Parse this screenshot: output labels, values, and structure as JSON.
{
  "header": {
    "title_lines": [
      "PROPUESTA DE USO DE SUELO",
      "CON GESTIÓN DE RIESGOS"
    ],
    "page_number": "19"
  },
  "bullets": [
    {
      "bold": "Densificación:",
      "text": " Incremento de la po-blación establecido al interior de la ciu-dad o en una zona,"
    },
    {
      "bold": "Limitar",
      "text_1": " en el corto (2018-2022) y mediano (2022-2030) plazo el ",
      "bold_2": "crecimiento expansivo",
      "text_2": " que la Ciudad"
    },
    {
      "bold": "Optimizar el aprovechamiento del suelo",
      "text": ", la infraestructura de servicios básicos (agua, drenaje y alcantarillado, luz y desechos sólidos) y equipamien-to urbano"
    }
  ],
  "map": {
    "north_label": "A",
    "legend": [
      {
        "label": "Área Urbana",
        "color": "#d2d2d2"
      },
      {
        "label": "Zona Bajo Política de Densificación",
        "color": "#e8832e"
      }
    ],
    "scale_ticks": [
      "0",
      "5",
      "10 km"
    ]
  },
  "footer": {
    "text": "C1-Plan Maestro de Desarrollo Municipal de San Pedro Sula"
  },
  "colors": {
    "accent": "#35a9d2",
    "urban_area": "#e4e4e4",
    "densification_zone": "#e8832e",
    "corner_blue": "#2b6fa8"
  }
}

........

Emit the full listing verbatim.

**TASK RESULT:**
Parse this screenshot: output labels, values, and structure as JSON.
{
  "header": {
    "title_lines": [
      "PROPUESTA DE USO DE SUELO",
      "CON GESTIÓN DE RIESGOS"
    ],
    "page_number": "19"
  },
  "bullets": [
    {
      "bold": "Densificación:",
      "text": " Incremento de la po-blación establecido al interior de la ciu-dad o en una zona,"
    },
    {
      "bold": "Limitar",
      "text_1": " en el corto (2018-2022) y mediano (2022-2030) plazo el ",
      "bold_2": "crecimiento expansivo",
      "text_2": " que la Ciudad"
    },
    {
      "bold": "Optimizar el aprovechamiento del suelo",
      "text": ", la infraestructura de servicios básicos (agua, drenaje y alcantarillado, luz y desechos sólidos) y equipamien-to urbano"
    }
  ],
  "map": {
    "north_label": "A",
    "legend": [
      {
        "label": "Área Urbana",
        "color": "#d2d2d2"
      },
      {
        "label": "Zona Bajo Política de Densificación",
        "color": "#e8832e"
      }
    ],
    "scale_ticks": [
      "0",
      "5",
      "10 km"
    ]
  },
  "footer": {
    "text": "C1-Plan Maestro de Desarrollo Municipal de San Pedro Sula"
  },
  "colors": {
    "accent": "#35a9d2",
    "urban_area": "#e4e4e4",
    "densification_zone": "#e8832e",
    "corner_blue": "#2b6fa8"
  }
}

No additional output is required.